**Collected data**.
_____

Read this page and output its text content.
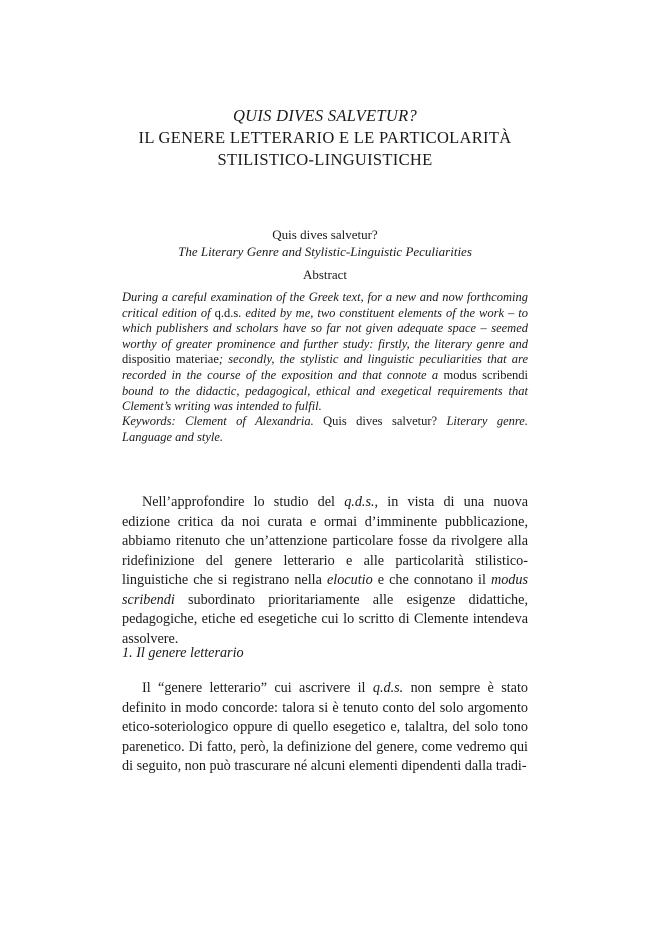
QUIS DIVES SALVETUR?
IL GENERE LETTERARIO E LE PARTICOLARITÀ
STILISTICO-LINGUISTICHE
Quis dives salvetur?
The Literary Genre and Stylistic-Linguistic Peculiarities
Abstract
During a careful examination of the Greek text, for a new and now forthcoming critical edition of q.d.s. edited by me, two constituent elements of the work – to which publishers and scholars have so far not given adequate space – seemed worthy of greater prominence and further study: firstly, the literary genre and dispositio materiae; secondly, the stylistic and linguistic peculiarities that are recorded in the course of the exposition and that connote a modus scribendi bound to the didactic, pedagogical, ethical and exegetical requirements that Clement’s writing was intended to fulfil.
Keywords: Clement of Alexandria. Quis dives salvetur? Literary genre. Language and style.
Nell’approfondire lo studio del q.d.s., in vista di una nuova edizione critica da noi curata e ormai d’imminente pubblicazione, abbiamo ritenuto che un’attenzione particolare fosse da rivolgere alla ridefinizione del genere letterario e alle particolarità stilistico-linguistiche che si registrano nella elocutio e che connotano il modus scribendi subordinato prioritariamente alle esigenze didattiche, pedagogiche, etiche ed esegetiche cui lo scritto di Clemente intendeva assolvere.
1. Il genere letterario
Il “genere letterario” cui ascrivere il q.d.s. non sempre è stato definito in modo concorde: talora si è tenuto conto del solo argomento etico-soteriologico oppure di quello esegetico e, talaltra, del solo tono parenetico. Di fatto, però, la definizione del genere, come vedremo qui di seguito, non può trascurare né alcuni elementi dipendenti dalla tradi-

_____

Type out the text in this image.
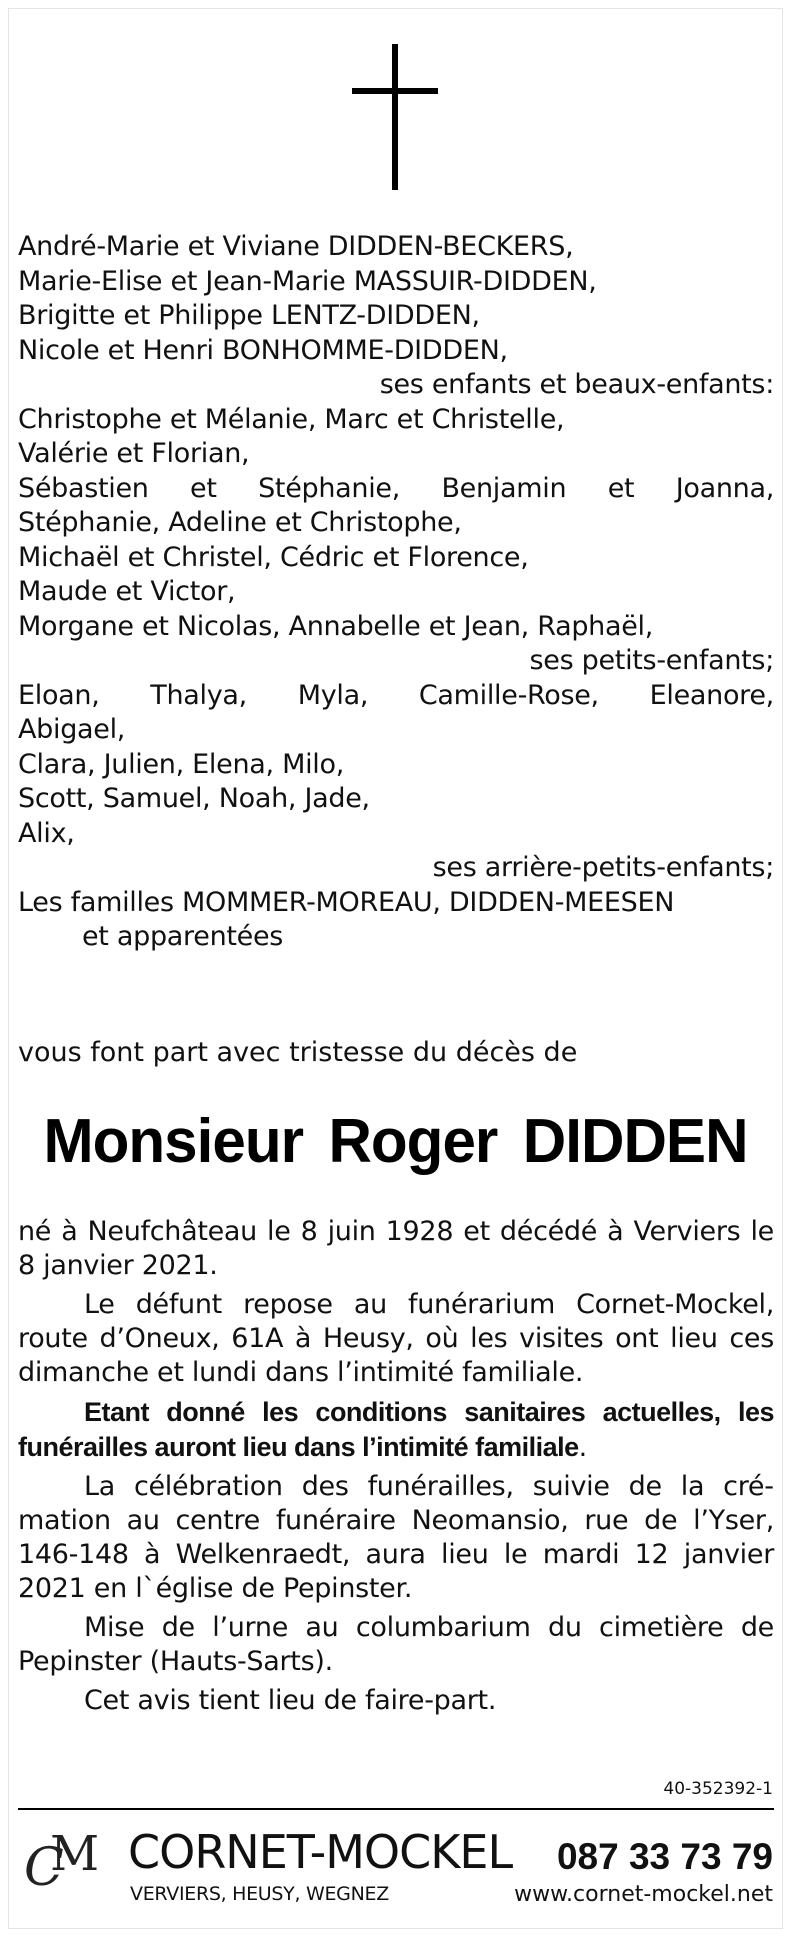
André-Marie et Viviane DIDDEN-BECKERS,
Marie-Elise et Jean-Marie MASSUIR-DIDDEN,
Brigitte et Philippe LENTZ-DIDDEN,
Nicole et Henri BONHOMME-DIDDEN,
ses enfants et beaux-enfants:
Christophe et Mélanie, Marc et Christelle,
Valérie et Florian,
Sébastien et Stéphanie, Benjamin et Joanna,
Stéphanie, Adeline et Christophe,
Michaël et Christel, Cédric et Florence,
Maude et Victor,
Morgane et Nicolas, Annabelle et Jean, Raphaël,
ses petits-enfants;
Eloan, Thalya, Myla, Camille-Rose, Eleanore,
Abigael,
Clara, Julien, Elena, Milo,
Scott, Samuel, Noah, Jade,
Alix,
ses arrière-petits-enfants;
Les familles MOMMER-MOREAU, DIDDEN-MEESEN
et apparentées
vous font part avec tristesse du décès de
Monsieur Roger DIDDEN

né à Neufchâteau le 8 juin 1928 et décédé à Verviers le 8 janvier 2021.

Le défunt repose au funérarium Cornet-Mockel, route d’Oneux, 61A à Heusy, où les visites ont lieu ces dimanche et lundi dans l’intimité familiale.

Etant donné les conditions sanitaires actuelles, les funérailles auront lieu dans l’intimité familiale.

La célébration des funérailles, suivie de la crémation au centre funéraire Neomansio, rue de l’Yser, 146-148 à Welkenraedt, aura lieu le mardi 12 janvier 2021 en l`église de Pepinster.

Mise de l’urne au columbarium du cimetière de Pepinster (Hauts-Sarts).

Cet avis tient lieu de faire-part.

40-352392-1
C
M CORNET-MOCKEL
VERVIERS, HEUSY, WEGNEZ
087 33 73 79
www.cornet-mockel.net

_____

**TASK TO COMPLETE**.
Using the entries above, return each line that includes the word "petits".

**EXERCISE RESPONSE**.
ses petits-enfants;
ses arrière-petits-enfants;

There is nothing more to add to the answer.